BEGIN Data to use
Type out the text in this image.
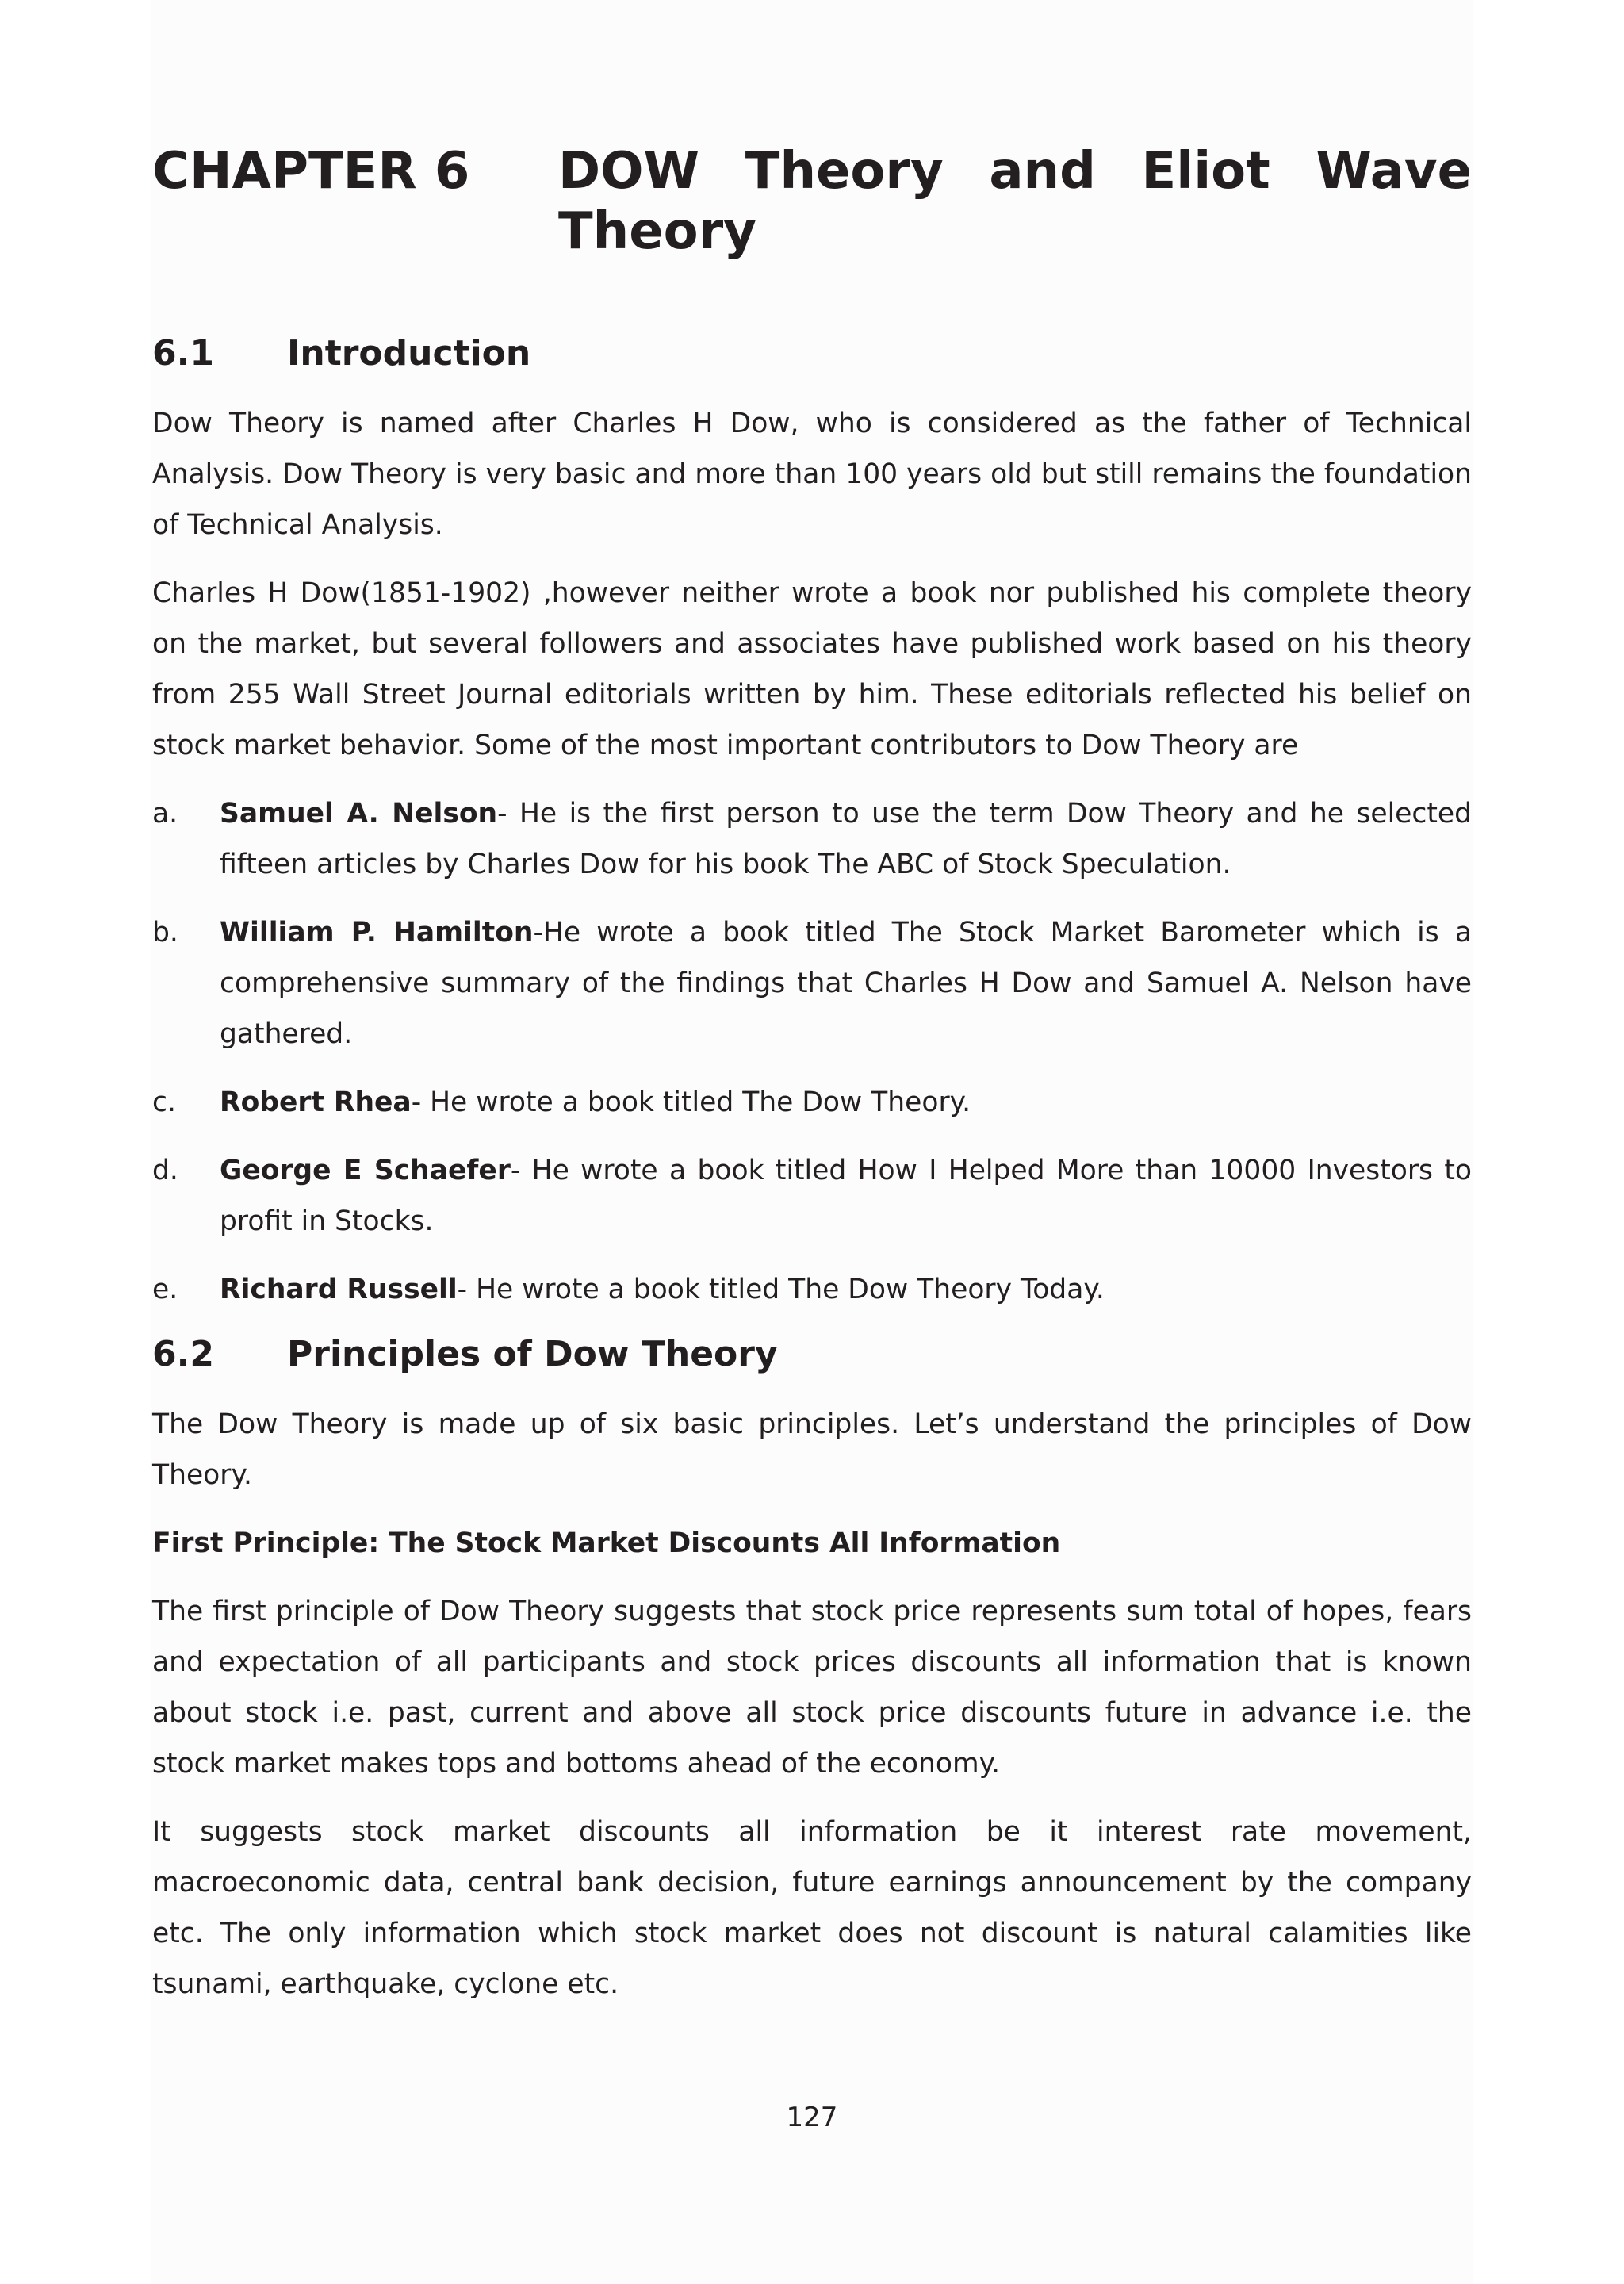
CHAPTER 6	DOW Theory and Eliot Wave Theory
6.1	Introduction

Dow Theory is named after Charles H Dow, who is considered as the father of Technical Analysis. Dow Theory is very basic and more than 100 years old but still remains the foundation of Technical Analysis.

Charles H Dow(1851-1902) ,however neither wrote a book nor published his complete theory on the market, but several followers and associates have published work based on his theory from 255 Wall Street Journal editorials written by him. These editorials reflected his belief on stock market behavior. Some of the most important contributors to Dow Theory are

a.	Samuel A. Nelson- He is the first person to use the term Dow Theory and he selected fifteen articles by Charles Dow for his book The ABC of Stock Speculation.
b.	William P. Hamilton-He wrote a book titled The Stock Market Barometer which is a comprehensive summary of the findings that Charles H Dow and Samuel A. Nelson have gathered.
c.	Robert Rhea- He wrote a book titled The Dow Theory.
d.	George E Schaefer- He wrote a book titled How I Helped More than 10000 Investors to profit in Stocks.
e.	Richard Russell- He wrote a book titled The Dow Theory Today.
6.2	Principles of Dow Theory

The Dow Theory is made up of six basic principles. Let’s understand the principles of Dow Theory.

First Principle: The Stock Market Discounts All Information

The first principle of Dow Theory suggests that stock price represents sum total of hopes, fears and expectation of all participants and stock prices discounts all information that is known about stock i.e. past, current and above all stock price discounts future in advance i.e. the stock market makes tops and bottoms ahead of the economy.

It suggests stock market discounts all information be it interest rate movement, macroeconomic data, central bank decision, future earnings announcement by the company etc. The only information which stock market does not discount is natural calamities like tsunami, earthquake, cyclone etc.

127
END Data to use
What is required:
Return all of the data exactly as written, and drop the pictures.

Problem solution:
Type out the text in this image.
CHAPTER 6	DOW Theory and Eliot Wave Theory
6.1	Introduction

Dow Theory is named after Charles H Dow, who is considered as the father of Technical Analysis. Dow Theory is very basic and more than 100 years old but still remains the foundation of Technical Analysis.

Charles H Dow(1851-1902) ,however neither wrote a book nor published his complete theory on the market, but several followers and associates have published work based on his theory from 255 Wall Street Journal editorials written by him. These editorials reflected his belief on stock market behavior. Some of the most important contributors to Dow Theory are

a.	Samuel A. Nelson- He is the first person to use the term Dow Theory and he selected fifteen articles by Charles Dow for his book The ABC of Stock Speculation.
b.	William P. Hamilton-He wrote a book titled The Stock Market Barometer which is a comprehensive summary of the findings that Charles H Dow and Samuel A. Nelson have gathered.
c.	Robert Rhea- He wrote a book titled The Dow Theory.
d.	George E Schaefer- He wrote a book titled How I Helped More than 10000 Investors to profit in Stocks.
e.	Richard Russell- He wrote a book titled The Dow Theory Today.
6.2	Principles of Dow Theory

The Dow Theory is made up of six basic principles. Let’s understand the principles of Dow Theory.

First Principle: The Stock Market Discounts All Information

The first principle of Dow Theory suggests that stock price represents sum total of hopes, fears and expectation of all participants and stock prices discounts all information that is known about stock i.e. past, current and above all stock price discounts future in advance i.e. the stock market makes tops and bottoms ahead of the economy.

It suggests stock market discounts all information be it interest rate movement, macroeconomic data, central bank decision, future earnings announcement by the company etc. The only information which stock market does not discount is natural calamities like tsunami, earthquake, cyclone etc.

127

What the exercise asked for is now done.